[Source data]
·····

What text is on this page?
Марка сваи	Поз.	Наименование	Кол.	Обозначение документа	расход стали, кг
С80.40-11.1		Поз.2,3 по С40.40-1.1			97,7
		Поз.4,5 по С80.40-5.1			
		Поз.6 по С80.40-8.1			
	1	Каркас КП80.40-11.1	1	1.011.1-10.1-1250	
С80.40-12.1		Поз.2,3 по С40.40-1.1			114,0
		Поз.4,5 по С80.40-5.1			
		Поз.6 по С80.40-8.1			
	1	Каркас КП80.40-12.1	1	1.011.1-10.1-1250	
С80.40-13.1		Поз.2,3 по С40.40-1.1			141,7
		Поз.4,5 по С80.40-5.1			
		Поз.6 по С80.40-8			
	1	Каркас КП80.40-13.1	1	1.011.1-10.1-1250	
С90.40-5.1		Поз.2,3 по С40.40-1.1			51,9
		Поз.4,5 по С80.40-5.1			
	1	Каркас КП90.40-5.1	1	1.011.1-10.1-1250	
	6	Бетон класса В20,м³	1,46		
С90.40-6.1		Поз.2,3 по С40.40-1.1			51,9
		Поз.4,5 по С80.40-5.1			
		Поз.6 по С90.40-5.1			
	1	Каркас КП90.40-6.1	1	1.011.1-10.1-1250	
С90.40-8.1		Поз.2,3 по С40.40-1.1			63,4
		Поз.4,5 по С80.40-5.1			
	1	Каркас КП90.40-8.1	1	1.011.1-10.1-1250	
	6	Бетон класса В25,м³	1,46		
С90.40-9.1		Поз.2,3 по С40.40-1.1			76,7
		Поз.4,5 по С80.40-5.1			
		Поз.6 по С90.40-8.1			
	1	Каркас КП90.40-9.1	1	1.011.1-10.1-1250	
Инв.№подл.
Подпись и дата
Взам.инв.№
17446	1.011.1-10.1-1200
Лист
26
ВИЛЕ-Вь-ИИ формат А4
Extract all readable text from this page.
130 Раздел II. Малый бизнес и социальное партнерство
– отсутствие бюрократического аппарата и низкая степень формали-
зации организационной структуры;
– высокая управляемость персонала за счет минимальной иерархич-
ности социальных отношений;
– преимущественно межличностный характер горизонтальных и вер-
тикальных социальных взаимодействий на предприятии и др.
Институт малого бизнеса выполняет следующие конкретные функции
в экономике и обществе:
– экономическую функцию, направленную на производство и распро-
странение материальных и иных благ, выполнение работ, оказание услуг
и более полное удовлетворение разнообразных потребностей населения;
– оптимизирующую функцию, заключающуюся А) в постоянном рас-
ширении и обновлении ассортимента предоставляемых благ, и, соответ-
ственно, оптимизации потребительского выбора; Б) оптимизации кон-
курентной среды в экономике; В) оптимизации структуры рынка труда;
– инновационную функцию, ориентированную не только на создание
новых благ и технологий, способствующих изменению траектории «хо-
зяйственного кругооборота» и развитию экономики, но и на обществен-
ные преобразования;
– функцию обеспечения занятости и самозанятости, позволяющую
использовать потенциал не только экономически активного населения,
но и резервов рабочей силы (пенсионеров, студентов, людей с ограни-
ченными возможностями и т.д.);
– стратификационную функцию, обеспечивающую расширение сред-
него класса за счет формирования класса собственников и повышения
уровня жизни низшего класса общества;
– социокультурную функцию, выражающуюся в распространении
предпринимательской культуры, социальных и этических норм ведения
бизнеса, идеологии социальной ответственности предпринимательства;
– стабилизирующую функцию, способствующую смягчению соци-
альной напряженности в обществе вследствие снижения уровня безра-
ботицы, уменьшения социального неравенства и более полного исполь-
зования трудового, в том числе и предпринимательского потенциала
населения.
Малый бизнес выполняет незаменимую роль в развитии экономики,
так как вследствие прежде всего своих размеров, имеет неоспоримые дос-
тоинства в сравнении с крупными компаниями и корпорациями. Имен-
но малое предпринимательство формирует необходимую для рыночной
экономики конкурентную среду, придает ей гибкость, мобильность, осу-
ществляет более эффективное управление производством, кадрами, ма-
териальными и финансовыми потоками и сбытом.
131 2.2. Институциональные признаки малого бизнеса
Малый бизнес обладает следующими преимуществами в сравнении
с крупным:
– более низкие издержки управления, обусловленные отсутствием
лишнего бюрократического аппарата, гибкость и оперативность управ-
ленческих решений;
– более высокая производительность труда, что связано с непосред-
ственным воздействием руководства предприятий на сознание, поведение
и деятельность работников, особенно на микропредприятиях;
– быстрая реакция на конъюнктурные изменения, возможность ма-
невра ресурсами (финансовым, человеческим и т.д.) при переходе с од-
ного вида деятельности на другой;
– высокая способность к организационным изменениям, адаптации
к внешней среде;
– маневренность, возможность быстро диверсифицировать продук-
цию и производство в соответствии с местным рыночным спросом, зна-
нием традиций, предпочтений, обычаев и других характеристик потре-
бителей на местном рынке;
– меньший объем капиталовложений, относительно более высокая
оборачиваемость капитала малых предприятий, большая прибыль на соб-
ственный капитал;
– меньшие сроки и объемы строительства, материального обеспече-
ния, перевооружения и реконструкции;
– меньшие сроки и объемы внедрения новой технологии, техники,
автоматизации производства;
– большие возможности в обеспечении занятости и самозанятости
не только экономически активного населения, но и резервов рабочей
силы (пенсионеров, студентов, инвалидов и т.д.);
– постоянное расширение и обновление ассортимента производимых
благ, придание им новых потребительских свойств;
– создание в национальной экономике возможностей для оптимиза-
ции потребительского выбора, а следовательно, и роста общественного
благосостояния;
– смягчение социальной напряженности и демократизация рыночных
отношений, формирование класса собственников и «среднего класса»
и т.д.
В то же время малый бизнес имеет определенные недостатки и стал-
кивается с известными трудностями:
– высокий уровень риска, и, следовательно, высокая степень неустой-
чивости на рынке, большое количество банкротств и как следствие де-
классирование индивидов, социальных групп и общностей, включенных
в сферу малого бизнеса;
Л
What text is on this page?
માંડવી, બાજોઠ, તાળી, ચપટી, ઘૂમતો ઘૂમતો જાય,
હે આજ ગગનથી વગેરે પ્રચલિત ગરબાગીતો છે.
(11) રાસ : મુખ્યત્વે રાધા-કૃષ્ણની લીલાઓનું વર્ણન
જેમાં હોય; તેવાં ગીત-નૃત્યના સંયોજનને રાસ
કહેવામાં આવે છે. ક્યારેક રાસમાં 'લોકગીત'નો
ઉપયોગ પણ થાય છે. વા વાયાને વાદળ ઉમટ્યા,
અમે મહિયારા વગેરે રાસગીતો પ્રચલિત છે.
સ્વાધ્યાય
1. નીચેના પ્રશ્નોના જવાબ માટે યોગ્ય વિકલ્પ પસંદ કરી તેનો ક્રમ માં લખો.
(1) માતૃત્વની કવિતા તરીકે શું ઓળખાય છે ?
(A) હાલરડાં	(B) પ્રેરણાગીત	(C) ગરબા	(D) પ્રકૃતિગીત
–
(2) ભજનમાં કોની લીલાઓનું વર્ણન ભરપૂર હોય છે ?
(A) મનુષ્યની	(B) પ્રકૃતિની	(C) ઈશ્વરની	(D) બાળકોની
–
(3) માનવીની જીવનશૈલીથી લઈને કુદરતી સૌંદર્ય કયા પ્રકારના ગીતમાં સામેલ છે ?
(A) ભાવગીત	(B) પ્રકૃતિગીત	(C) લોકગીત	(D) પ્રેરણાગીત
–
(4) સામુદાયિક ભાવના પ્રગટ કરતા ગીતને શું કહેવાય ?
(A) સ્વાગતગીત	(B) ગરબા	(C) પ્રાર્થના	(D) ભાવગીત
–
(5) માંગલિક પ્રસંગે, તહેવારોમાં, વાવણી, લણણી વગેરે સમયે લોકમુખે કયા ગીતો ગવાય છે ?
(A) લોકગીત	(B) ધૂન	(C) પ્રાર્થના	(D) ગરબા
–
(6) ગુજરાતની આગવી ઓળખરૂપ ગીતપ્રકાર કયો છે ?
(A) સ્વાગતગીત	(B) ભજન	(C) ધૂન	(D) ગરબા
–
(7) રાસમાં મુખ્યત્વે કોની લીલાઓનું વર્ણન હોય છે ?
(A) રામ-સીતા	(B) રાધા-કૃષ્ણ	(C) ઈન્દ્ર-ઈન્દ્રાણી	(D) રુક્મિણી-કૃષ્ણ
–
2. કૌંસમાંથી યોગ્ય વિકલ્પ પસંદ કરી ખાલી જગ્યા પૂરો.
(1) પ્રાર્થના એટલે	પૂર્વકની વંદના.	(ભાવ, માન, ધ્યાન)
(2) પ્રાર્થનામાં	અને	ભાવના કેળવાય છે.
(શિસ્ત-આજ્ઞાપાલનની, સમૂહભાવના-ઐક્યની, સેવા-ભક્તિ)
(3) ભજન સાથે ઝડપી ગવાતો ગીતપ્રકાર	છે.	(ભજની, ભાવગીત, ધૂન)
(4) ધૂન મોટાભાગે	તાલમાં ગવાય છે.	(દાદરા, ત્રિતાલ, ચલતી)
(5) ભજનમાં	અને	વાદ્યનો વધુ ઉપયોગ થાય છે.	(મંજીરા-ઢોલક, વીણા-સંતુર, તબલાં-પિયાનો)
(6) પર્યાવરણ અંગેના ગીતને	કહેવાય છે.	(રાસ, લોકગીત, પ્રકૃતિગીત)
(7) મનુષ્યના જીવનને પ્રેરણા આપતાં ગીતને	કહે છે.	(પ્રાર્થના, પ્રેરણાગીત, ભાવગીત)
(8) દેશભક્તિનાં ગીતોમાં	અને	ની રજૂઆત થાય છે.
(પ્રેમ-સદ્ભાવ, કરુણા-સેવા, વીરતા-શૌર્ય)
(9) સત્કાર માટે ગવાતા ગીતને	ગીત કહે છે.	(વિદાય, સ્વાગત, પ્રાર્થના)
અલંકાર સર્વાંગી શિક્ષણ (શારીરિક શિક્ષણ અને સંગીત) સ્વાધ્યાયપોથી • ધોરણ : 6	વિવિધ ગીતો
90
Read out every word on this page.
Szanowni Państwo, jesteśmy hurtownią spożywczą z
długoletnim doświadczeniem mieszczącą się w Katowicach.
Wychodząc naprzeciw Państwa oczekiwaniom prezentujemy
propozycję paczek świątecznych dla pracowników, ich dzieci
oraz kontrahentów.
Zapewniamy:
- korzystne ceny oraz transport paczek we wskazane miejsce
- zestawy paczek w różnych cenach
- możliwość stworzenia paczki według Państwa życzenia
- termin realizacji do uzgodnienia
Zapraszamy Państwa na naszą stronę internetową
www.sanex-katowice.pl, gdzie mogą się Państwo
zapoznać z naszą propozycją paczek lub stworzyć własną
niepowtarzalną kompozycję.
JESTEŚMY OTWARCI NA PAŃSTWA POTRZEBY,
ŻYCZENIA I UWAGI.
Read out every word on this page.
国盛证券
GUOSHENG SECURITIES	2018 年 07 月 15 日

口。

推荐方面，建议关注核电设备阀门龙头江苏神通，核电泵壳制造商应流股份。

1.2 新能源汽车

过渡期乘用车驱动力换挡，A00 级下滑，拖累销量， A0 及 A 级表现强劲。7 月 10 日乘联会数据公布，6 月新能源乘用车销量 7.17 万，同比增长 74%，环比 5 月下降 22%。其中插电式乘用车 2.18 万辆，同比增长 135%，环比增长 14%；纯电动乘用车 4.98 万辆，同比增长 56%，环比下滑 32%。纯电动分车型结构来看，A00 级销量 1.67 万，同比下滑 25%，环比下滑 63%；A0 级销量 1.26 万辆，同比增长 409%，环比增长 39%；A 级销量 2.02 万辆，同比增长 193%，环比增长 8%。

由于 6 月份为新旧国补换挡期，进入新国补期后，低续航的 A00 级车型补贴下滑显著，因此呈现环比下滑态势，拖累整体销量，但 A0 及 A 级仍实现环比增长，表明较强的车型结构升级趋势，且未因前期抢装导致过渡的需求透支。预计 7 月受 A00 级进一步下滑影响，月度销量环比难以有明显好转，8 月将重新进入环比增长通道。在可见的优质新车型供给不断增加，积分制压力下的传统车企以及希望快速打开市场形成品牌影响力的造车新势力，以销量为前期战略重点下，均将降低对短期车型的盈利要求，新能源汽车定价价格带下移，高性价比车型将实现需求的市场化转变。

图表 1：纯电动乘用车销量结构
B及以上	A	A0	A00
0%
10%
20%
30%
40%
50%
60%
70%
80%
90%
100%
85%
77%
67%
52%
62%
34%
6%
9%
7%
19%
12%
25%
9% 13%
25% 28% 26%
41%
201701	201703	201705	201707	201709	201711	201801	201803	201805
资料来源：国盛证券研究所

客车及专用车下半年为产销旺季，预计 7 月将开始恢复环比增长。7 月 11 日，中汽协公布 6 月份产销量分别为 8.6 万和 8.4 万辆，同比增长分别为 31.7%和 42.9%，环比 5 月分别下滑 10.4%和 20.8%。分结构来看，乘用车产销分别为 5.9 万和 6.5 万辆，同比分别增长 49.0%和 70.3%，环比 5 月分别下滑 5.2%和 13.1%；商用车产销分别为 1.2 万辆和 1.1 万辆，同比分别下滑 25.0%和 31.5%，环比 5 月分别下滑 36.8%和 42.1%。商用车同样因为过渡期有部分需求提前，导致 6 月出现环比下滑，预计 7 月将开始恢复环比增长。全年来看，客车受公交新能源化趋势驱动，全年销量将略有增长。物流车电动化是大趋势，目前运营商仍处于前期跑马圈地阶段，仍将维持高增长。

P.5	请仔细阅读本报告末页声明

·····

Exactly how many lines of the listing above contain the string "функцию"? Give no more than the number.

Completed exercise
7